OBJECTIVE:
Omit all images. Transcribe the rest of the material below exactly.

RECORDS FOR THIS TASK:
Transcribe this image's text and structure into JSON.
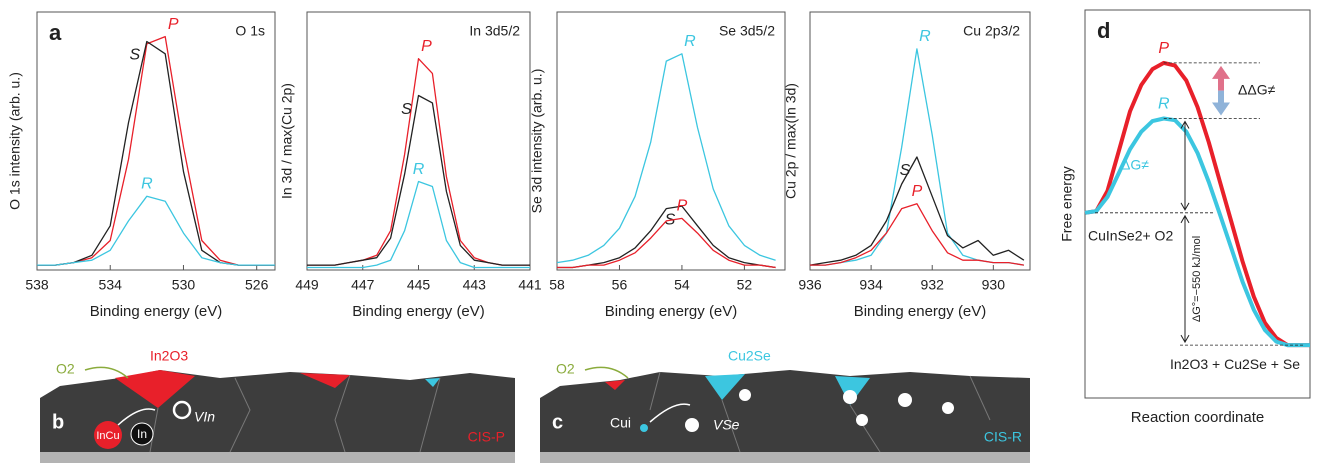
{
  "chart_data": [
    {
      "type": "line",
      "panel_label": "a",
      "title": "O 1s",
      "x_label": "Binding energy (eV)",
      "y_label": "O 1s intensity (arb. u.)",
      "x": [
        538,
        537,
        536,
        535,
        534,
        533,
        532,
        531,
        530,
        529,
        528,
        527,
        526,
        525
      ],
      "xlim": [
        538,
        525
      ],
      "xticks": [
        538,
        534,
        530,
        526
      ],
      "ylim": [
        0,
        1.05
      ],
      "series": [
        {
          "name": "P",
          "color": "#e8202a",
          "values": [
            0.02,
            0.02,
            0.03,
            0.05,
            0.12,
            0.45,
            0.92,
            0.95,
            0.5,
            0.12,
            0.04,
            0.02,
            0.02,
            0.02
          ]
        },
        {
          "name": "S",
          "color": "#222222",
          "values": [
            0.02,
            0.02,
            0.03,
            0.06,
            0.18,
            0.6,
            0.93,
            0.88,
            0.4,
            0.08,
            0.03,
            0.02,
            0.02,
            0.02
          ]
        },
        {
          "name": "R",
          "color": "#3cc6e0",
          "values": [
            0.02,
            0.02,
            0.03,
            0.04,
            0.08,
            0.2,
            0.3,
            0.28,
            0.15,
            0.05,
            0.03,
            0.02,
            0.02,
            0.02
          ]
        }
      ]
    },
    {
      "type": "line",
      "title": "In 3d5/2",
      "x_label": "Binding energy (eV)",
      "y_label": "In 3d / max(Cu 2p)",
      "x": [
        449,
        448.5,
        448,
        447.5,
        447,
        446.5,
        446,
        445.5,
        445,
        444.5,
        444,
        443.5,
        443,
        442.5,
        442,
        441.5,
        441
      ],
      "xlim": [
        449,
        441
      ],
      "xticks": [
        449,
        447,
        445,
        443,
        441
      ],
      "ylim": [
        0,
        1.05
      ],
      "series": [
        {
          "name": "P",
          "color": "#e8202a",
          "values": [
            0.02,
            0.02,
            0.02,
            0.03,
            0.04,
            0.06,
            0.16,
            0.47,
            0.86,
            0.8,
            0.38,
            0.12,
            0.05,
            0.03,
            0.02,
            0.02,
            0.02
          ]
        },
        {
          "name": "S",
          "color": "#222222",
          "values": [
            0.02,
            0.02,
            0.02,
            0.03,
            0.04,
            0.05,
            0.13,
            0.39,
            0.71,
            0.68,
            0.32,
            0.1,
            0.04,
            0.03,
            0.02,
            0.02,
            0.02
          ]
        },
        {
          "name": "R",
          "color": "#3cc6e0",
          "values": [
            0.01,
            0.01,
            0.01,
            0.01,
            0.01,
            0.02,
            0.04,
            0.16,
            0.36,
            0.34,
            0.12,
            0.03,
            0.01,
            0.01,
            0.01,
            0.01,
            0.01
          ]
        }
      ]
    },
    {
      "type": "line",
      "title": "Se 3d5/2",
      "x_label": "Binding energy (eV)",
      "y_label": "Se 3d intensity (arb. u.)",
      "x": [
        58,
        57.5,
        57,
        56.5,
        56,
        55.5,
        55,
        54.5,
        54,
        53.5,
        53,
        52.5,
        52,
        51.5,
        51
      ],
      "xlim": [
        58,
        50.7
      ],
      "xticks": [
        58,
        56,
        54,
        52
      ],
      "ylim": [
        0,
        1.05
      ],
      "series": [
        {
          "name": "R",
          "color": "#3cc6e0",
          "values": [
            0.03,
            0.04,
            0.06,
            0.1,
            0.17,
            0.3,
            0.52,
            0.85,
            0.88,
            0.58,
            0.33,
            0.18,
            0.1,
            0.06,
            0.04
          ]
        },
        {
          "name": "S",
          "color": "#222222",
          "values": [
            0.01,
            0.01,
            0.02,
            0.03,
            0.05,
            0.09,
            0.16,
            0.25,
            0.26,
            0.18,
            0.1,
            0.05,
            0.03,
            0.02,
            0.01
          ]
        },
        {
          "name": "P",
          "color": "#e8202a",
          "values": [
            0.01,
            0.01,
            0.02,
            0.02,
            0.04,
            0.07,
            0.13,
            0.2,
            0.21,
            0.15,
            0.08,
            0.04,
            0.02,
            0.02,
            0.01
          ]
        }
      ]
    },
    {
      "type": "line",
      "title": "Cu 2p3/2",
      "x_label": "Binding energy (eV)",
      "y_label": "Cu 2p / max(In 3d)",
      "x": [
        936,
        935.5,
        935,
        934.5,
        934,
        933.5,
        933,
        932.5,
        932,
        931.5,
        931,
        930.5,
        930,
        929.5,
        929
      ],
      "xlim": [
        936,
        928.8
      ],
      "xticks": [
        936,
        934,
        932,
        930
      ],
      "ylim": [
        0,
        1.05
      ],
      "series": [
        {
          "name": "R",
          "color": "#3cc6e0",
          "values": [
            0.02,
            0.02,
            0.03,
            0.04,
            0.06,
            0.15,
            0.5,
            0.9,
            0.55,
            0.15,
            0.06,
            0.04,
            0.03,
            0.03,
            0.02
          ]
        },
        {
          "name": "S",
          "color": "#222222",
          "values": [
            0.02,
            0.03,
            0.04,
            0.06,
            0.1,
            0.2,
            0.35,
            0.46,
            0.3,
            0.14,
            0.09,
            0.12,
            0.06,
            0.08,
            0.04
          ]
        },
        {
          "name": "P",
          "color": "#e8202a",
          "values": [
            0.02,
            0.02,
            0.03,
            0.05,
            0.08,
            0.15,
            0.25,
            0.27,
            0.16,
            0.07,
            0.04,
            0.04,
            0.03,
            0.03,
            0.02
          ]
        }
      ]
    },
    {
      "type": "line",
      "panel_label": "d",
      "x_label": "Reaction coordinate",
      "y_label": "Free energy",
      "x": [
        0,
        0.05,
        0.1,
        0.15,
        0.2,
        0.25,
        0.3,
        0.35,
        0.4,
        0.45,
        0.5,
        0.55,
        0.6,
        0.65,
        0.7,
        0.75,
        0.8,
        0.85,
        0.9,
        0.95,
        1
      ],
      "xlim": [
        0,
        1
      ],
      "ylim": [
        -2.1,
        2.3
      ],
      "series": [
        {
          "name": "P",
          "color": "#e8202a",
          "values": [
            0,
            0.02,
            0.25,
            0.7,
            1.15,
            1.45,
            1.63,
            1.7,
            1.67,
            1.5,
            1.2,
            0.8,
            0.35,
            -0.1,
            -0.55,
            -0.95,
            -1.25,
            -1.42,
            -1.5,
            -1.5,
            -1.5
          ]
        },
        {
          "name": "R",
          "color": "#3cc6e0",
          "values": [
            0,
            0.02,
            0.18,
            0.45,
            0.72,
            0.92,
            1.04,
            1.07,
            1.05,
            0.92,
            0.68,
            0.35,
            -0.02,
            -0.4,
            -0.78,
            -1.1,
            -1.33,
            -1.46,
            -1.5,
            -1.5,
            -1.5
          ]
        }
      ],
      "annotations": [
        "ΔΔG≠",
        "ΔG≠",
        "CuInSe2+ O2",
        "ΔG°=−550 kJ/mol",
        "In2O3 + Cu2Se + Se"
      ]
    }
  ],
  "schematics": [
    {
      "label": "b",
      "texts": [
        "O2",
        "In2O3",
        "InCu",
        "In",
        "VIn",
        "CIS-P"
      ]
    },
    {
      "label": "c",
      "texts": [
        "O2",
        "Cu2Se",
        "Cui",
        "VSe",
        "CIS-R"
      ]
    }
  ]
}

SOLUTION:
Transcribe this image's text and structure into JSON.
{
  "chart_data": [
    {
      "type": "line",
      "panel_label": "a",
      "title": "O 1s",
      "x_label": "Binding energy (eV)",
      "y_label": "O 1s intensity (arb. u.)",
      "x": [
        538,
        537,
        536,
        535,
        534,
        533,
        532,
        531,
        530,
        529,
        528,
        527,
        526,
        525
      ],
      "xlim": [
        538,
        525
      ],
      "xticks": [
        538,
        534,
        530,
        526
      ],
      "ylim": [
        0,
        1.05
      ],
      "series": [
        {
          "name": "P",
          "color": "#e8202a",
          "values": [
            0.02,
            0.02,
            0.03,
            0.05,
            0.12,
            0.45,
            0.92,
            0.95,
            0.5,
            0.12,
            0.04,
            0.02,
            0.02,
            0.02
          ]
        },
        {
          "name": "S",
          "color": "#222222",
          "values": [
            0.02,
            0.02,
            0.03,
            0.06,
            0.18,
            0.6,
            0.93,
            0.88,
            0.4,
            0.08,
            0.03,
            0.02,
            0.02,
            0.02
          ]
        },
        {
          "name": "R",
          "color": "#3cc6e0",
          "values": [
            0.02,
            0.02,
            0.03,
            0.04,
            0.08,
            0.2,
            0.3,
            0.28,
            0.15,
            0.05,
            0.03,
            0.02,
            0.02,
            0.02
          ]
        }
      ]
    },
    {
      "type": "line",
      "title": "In 3d5/2",
      "x_label": "Binding energy (eV)",
      "y_label": "In 3d / max(Cu 2p)",
      "x": [
        449,
        448.5,
        448,
        447.5,
        447,
        446.5,
        446,
        445.5,
        445,
        444.5,
        444,
        443.5,
        443,
        442.5,
        442,
        441.5,
        441
      ],
      "xlim": [
        449,
        441
      ],
      "xticks": [
        449,
        447,
        445,
        443,
        441
      ],
      "ylim": [
        0,
        1.05
      ],
      "series": [
        {
          "name": "P",
          "color": "#e8202a",
          "values": [
            0.02,
            0.02,
            0.02,
            0.03,
            0.04,
            0.06,
            0.16,
            0.47,
            0.86,
            0.8,
            0.38,
            0.12,
            0.05,
            0.03,
            0.02,
            0.02,
            0.02
          ]
        },
        {
          "name": "S",
          "color": "#222222",
          "values": [
            0.02,
            0.02,
            0.02,
            0.03,
            0.04,
            0.05,
            0.13,
            0.39,
            0.71,
            0.68,
            0.32,
            0.1,
            0.04,
            0.03,
            0.02,
            0.02,
            0.02
          ]
        },
        {
          "name": "R",
          "color": "#3cc6e0",
          "values": [
            0.01,
            0.01,
            0.01,
            0.01,
            0.01,
            0.02,
            0.04,
            0.16,
            0.36,
            0.34,
            0.12,
            0.03,
            0.01,
            0.01,
            0.01,
            0.01,
            0.01
          ]
        }
      ]
    },
    {
      "type": "line",
      "title": "Se 3d5/2",
      "x_label": "Binding energy (eV)",
      "y_label": "Se 3d intensity (arb. u.)",
      "x": [
        58,
        57.5,
        57,
        56.5,
        56,
        55.5,
        55,
        54.5,
        54,
        53.5,
        53,
        52.5,
        52,
        51.5,
        51
      ],
      "xlim": [
        58,
        50.7
      ],
      "xticks": [
        58,
        56,
        54,
        52
      ],
      "ylim": [
        0,
        1.05
      ],
      "series": [
        {
          "name": "R",
          "color": "#3cc6e0",
          "values": [
            0.03,
            0.04,
            0.06,
            0.1,
            0.17,
            0.3,
            0.52,
            0.85,
            0.88,
            0.58,
            0.33,
            0.18,
            0.1,
            0.06,
            0.04
          ]
        },
        {
          "name": "S",
          "color": "#222222",
          "values": [
            0.01,
            0.01,
            0.02,
            0.03,
            0.05,
            0.09,
            0.16,
            0.25,
            0.26,
            0.18,
            0.1,
            0.05,
            0.03,
            0.02,
            0.01
          ]
        },
        {
          "name": "P",
          "color": "#e8202a",
          "values": [
            0.01,
            0.01,
            0.02,
            0.02,
            0.04,
            0.07,
            0.13,
            0.2,
            0.21,
            0.15,
            0.08,
            0.04,
            0.02,
            0.02,
            0.01
          ]
        }
      ]
    },
    {
      "type": "line",
      "title": "Cu 2p3/2",
      "x_label": "Binding energy (eV)",
      "y_label": "Cu 2p / max(In 3d)",
      "x": [
        936,
        935.5,
        935,
        934.5,
        934,
        933.5,
        933,
        932.5,
        932,
        931.5,
        931,
        930.5,
        930,
        929.5,
        929
      ],
      "xlim": [
        936,
        928.8
      ],
      "xticks": [
        936,
        934,
        932,
        930
      ],
      "ylim": [
        0,
        1.05
      ],
      "series": [
        {
          "name": "R",
          "color": "#3cc6e0",
          "values": [
            0.02,
            0.02,
            0.03,
            0.04,
            0.06,
            0.15,
            0.5,
            0.9,
            0.55,
            0.15,
            0.06,
            0.04,
            0.03,
            0.03,
            0.02
          ]
        },
        {
          "name": "S",
          "color": "#222222",
          "values": [
            0.02,
            0.03,
            0.04,
            0.06,
            0.1,
            0.2,
            0.35,
            0.46,
            0.3,
            0.14,
            0.09,
            0.12,
            0.06,
            0.08,
            0.04
          ]
        },
        {
          "name": "P",
          "color": "#e8202a",
          "values": [
            0.02,
            0.02,
            0.03,
            0.05,
            0.08,
            0.15,
            0.25,
            0.27,
            0.16,
            0.07,
            0.04,
            0.04,
            0.03,
            0.03,
            0.02
          ]
        }
      ]
    },
    {
      "type": "line",
      "panel_label": "d",
      "x_label": "Reaction coordinate",
      "y_label": "Free energy",
      "x": [
        0,
        0.05,
        0.1,
        0.15,
        0.2,
        0.25,
        0.3,
        0.35,
        0.4,
        0.45,
        0.5,
        0.55,
        0.6,
        0.65,
        0.7,
        0.75,
        0.8,
        0.85,
        0.9,
        0.95,
        1
      ],
      "xlim": [
        0,
        1
      ],
      "ylim": [
        -2.1,
        2.3
      ],
      "series": [
        {
          "name": "P",
          "color": "#e8202a",
          "values": [
            0,
            0.02,
            0.25,
            0.7,
            1.15,
            1.45,
            1.63,
            1.7,
            1.67,
            1.5,
            1.2,
            0.8,
            0.35,
            -0.1,
            -0.55,
            -0.95,
            -1.25,
            -1.42,
            -1.5,
            -1.5,
            -1.5
          ]
        },
        {
          "name": "R",
          "color": "#3cc6e0",
          "values": [
            0,
            0.02,
            0.18,
            0.45,
            0.72,
            0.92,
            1.04,
            1.07,
            1.05,
            0.92,
            0.68,
            0.35,
            -0.02,
            -0.4,
            -0.78,
            -1.1,
            -1.33,
            -1.46,
            -1.5,
            -1.5,
            -1.5
          ]
        }
      ],
      "annotations": [
        "ΔΔG≠",
        "ΔG≠",
        "CuInSe2+ O2",
        "ΔG°=−550 kJ/mol",
        "In2O3 + Cu2Se + Se"
      ]
    }
  ],
  "schematics": [
    {
      "label": "b",
      "texts": [
        "O2",
        "In2O3",
        "InCu",
        "In",
        "VIn",
        "CIS-P"
      ]
    },
    {
      "label": "c",
      "texts": [
        "O2",
        "Cu2Se",
        "Cui",
        "VSe",
        "CIS-R"
      ]
    }
  ]
}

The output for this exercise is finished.